WHAT THIS TASK INVOLVES |
Copy every line of the entries that includes the word "outline".

— START DATA EXTRACT —

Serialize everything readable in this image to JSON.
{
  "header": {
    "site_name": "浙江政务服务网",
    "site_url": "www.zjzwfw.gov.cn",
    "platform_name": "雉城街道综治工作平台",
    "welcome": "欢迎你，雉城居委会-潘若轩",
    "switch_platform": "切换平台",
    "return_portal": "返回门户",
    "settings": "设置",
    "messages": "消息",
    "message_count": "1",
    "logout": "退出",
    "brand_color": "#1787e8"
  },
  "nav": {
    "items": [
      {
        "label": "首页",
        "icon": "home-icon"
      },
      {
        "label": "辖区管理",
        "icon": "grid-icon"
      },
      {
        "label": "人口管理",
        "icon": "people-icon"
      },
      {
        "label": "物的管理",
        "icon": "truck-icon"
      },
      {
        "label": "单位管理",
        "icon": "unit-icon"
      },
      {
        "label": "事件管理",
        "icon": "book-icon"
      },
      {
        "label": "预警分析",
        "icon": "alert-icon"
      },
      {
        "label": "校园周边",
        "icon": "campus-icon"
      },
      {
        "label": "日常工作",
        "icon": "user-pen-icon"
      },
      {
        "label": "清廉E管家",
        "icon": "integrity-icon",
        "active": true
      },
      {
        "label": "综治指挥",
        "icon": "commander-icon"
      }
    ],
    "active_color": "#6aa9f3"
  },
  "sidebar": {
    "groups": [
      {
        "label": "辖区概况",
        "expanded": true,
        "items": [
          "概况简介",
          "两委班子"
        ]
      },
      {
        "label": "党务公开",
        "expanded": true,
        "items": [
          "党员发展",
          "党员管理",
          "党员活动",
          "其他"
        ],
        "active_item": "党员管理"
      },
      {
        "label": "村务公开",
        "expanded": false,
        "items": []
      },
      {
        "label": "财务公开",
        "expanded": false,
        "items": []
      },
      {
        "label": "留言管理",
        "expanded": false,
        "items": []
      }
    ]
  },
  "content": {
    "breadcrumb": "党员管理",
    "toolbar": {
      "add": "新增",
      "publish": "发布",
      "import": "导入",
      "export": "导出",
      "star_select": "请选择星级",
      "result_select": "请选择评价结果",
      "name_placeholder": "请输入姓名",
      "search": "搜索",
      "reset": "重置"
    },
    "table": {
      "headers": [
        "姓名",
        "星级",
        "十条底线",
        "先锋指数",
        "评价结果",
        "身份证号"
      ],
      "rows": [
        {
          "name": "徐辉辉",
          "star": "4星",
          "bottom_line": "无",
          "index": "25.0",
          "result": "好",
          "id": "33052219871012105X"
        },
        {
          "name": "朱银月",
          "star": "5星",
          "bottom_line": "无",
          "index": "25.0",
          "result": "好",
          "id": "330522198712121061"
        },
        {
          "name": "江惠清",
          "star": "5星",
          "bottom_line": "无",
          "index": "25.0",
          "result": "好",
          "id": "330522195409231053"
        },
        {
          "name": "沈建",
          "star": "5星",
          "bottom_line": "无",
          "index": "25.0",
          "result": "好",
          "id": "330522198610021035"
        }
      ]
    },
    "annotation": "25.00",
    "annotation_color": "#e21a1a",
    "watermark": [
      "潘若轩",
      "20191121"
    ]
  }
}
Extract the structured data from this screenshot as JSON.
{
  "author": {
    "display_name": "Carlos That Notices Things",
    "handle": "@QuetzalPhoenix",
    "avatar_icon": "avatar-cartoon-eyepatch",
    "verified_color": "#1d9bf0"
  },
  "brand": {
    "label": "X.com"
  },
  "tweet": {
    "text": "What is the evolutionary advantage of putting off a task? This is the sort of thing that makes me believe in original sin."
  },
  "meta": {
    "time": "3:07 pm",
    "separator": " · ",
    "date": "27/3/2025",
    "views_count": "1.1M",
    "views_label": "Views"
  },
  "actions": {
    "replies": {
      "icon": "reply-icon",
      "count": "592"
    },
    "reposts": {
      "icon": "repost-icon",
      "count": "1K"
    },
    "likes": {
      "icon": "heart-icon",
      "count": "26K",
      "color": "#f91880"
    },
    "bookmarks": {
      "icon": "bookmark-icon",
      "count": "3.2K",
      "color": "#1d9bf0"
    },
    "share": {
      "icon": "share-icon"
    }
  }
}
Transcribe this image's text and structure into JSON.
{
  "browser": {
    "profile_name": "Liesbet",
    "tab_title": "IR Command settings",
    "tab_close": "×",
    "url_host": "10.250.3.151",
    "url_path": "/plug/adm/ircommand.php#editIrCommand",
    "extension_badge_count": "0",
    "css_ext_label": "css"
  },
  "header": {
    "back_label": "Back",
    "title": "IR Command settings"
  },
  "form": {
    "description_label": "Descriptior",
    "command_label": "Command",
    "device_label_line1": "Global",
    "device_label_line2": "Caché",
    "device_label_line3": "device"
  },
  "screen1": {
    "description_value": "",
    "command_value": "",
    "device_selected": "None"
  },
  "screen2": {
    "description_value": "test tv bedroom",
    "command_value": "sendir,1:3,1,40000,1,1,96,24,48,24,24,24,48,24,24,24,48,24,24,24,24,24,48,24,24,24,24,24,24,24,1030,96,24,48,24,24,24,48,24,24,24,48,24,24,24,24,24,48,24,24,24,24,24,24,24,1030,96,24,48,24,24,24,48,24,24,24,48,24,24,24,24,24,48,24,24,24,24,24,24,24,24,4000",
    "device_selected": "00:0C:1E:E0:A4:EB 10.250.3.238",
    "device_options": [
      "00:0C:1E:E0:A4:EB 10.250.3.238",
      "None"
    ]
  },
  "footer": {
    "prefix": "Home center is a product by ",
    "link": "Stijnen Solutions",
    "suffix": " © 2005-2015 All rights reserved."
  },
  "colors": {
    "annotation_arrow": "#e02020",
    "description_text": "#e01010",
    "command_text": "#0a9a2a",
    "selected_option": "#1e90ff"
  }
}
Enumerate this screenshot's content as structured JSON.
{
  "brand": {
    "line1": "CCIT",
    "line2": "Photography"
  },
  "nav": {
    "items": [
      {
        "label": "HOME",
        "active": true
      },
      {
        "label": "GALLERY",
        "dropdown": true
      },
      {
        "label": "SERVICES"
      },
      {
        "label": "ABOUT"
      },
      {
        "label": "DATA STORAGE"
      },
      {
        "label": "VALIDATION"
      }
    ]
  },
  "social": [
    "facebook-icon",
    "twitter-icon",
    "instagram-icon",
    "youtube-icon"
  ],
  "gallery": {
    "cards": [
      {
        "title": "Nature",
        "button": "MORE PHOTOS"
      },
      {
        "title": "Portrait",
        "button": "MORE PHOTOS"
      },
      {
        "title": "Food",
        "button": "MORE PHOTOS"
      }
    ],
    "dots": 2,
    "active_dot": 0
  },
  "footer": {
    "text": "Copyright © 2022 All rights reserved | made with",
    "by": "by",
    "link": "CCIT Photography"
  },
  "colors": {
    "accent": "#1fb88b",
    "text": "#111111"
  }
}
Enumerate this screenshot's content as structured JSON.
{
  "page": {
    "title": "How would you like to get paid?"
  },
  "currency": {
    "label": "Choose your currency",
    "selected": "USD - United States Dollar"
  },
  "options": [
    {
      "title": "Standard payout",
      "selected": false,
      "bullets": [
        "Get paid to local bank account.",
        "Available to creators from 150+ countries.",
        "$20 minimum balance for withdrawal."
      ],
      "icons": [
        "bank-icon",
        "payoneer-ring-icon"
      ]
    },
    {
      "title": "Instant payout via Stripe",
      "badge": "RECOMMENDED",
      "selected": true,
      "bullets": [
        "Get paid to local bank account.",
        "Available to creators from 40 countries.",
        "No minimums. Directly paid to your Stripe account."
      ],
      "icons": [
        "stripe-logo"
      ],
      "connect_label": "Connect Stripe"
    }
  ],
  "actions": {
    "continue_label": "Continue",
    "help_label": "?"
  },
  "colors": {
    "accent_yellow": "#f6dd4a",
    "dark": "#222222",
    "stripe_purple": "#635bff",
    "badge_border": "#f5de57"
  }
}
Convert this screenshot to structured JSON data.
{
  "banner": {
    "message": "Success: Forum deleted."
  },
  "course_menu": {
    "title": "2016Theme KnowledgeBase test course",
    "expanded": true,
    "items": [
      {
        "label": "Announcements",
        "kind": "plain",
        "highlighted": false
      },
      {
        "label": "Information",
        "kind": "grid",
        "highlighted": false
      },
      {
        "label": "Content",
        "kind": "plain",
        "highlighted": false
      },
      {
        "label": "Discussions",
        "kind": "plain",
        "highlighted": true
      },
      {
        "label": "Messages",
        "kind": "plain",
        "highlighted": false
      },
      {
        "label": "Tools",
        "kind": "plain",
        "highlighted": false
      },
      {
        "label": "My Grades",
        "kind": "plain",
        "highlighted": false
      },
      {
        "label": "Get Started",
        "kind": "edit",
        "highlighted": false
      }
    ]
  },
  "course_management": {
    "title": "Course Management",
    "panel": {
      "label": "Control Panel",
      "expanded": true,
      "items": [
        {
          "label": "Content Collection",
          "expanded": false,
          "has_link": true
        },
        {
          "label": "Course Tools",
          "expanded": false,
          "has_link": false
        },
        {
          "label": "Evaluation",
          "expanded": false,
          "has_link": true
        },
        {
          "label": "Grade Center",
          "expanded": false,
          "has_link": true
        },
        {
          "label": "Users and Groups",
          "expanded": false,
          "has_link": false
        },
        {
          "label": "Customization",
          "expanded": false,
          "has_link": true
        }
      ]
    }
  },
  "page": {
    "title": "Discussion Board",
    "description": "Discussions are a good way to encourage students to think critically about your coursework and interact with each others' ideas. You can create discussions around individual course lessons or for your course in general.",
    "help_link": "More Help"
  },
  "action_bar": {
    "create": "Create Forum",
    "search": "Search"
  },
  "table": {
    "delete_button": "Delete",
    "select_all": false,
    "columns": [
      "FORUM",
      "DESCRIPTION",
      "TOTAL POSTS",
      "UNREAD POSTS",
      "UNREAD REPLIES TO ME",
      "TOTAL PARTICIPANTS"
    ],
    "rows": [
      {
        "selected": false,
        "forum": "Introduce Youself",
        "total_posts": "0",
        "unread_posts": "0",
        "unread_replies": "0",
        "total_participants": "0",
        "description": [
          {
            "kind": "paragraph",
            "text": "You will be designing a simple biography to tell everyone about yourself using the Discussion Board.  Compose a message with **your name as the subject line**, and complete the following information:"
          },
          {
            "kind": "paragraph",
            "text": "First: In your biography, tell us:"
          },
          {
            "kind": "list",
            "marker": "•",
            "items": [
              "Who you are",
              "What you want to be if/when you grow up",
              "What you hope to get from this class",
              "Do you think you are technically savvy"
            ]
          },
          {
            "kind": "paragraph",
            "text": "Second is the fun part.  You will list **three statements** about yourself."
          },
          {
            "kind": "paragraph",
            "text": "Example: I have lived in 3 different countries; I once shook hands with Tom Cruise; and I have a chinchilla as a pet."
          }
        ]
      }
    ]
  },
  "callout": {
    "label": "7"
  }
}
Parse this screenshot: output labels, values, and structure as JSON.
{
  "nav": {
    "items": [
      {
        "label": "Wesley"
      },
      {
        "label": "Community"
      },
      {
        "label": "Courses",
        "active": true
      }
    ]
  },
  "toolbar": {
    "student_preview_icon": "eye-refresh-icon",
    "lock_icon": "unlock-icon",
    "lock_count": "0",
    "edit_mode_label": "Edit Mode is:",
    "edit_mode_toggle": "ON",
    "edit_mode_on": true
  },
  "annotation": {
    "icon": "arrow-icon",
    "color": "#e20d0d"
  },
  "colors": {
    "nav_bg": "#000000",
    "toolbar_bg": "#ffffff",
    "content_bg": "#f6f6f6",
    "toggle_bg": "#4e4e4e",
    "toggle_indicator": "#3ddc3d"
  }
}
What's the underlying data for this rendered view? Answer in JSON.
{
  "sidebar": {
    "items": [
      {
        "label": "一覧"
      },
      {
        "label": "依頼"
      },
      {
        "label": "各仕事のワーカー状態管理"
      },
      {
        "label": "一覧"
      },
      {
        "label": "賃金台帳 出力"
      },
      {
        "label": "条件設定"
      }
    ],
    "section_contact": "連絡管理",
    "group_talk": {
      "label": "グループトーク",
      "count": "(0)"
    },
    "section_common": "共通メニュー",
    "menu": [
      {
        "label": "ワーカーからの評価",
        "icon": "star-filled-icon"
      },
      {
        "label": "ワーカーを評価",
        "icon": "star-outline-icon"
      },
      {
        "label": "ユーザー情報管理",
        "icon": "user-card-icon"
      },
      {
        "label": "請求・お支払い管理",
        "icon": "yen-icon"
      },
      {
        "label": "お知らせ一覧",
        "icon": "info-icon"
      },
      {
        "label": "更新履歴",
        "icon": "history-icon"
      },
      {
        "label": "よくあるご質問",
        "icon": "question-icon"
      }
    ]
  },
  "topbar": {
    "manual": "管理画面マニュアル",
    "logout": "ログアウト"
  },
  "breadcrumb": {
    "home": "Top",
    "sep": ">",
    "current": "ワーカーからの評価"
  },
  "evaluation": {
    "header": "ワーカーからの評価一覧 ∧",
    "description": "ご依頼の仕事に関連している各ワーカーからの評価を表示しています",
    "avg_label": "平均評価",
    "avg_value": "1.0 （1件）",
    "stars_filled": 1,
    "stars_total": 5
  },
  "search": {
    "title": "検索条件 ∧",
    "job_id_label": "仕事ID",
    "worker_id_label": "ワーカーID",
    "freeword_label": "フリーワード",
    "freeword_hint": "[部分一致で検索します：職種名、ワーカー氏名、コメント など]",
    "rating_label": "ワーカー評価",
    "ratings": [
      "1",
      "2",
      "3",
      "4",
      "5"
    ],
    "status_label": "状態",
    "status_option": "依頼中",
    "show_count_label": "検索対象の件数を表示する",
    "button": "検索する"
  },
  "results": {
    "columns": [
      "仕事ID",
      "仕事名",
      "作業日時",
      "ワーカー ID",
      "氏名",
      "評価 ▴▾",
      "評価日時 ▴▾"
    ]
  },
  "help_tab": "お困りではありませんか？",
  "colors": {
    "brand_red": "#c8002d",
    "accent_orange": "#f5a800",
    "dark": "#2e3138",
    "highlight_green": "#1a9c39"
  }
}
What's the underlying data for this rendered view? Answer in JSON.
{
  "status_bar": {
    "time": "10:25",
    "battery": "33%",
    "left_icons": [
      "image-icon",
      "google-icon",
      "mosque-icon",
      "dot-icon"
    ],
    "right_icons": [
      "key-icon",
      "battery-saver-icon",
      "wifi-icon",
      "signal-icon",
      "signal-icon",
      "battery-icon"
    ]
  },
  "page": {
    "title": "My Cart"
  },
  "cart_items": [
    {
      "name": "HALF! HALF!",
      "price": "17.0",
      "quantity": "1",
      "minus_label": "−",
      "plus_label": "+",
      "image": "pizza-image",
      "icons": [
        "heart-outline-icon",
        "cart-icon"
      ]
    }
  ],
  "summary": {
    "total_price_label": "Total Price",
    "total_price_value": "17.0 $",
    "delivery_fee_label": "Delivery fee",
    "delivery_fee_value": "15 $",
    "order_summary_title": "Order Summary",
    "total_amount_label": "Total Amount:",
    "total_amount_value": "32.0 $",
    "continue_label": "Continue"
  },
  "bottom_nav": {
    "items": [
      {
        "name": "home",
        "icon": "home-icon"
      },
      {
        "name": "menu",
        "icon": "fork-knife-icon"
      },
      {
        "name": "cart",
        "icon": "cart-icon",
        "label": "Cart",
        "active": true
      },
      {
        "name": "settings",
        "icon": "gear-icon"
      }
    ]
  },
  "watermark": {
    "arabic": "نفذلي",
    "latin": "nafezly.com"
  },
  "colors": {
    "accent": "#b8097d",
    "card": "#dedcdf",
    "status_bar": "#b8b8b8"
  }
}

— END DATA EXTRACT —

CORRECT ANSWER |
        "icon": "star-outline-icon"
        "heart-outline-icon",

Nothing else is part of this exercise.